_Exercise:_
How many of the lines below contain "this"? Answer with that number alone.
========================================
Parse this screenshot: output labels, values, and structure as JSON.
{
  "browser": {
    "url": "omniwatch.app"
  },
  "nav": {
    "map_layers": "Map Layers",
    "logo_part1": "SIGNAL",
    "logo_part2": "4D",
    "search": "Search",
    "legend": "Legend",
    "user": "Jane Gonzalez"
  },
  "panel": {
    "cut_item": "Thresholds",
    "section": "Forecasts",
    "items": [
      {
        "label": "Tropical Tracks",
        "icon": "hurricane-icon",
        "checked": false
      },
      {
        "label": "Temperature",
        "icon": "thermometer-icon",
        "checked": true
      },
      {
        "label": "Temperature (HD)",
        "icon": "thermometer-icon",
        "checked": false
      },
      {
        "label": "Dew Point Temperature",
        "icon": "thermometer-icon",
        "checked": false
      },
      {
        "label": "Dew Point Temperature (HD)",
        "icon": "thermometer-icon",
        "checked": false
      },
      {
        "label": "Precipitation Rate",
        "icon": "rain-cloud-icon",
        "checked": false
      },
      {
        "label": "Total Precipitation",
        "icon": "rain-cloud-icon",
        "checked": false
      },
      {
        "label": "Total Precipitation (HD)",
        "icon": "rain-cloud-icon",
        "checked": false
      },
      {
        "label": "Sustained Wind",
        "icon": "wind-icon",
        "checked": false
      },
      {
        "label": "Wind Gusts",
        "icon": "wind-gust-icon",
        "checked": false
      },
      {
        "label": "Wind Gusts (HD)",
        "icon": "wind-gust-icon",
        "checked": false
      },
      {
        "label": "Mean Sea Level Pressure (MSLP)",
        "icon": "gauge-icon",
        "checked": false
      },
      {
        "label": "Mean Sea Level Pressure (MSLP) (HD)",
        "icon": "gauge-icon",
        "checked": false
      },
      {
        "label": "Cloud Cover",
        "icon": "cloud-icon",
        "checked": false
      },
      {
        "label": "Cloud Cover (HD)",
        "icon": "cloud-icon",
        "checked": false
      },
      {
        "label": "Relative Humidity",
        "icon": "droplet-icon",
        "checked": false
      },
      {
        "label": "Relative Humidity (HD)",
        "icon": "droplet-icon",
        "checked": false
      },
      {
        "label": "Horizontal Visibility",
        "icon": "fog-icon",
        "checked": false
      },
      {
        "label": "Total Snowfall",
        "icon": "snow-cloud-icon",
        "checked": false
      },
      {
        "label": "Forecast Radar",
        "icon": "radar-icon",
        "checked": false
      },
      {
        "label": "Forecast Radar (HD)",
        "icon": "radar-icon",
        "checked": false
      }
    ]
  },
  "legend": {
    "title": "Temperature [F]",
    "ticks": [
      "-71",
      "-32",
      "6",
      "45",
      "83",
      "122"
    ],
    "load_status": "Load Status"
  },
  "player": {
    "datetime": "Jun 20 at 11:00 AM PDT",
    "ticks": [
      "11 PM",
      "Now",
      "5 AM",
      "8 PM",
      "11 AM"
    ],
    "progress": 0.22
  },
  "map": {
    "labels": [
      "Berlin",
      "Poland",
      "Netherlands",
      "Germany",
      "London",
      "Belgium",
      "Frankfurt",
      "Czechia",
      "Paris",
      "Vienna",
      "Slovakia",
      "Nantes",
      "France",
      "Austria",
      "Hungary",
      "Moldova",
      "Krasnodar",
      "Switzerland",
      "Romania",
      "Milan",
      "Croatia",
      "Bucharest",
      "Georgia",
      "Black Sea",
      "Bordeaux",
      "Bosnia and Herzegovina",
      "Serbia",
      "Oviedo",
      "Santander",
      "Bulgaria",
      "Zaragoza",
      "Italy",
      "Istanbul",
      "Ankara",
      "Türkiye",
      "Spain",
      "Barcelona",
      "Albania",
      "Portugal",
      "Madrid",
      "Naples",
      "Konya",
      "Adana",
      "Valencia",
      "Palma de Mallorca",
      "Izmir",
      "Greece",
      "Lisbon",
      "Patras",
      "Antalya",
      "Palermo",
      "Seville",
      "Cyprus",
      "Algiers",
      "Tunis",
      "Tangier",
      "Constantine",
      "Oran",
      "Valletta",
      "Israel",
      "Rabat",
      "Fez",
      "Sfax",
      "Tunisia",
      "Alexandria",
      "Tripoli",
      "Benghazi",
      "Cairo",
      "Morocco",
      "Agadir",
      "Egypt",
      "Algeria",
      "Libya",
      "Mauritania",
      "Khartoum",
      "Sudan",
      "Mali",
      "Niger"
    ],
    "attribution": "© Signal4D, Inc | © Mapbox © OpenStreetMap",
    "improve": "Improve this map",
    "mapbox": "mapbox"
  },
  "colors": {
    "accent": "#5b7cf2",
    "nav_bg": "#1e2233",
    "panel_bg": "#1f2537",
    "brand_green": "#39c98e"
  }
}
========================================
_Complete answer:_
2